GIVEN RECORDS:
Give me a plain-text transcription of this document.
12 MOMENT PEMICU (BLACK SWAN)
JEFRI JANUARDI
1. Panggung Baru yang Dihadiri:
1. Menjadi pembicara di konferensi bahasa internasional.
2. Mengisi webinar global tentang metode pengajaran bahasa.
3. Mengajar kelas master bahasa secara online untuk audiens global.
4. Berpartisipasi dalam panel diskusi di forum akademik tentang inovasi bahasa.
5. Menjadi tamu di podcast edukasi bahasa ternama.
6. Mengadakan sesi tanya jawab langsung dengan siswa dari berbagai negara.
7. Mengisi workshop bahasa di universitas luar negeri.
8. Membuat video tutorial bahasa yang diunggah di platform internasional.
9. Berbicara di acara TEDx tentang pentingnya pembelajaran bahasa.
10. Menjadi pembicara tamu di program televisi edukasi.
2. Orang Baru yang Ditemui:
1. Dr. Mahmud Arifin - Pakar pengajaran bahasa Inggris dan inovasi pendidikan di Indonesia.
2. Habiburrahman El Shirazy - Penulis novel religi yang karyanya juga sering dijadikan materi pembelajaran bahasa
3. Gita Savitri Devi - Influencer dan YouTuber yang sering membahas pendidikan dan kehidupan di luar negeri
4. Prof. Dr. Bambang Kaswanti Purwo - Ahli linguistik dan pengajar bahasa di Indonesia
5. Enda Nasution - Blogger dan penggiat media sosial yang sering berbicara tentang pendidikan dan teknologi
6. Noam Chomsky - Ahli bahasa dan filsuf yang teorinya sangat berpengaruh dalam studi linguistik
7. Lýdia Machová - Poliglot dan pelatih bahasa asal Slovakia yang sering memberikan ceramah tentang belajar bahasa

WHAT THE EXERCISE ASKS:
Output the records verbatim, from the first line to the last.

COMPLETE RESPONSE:
Give me a plain-text transcription of this document.
12 MOMENT PEMICU (BLACK SWAN)
JEFRI JANUARDI
1. Panggung Baru yang Dihadiri:
1. Menjadi pembicara di konferensi bahasa internasional.
2. Mengisi webinar global tentang metode pengajaran bahasa.
3. Mengajar kelas master bahasa secara online untuk audiens global.
4. Berpartisipasi dalam panel diskusi di forum akademik tentang inovasi bahasa.
5. Menjadi tamu di podcast edukasi bahasa ternama.
6. Mengadakan sesi tanya jawab langsung dengan siswa dari berbagai negara.
7. Mengisi workshop bahasa di universitas luar negeri.
8. Membuat video tutorial bahasa yang diunggah di platform internasional.
9. Berbicara di acara TEDx tentang pentingnya pembelajaran bahasa.
10. Menjadi pembicara tamu di program televisi edukasi.
2. Orang Baru yang Ditemui:
1. Dr. Mahmud Arifin - Pakar pengajaran bahasa Inggris dan inovasi pendidikan di Indonesia.
2. Habiburrahman El Shirazy - Penulis novel religi yang karyanya juga sering dijadikan materi pembelajaran bahasa
3. Gita Savitri Devi - Influencer dan YouTuber yang sering membahas pendidikan dan kehidupan di luar negeri
4. Prof. Dr. Bambang Kaswanti Purwo - Ahli linguistik dan pengajar bahasa di Indonesia
5. Enda Nasution - Blogger dan penggiat media sosial yang sering berbicara tentang pendidikan dan teknologi
6. Noam Chomsky - Ahli bahasa dan filsuf yang teorinya sangat berpengaruh dalam studi linguistik
7. Lýdia Machová - Poliglot dan pelatih bahasa asal Slovakia yang sering memberikan ceramah tentang belajar bahasa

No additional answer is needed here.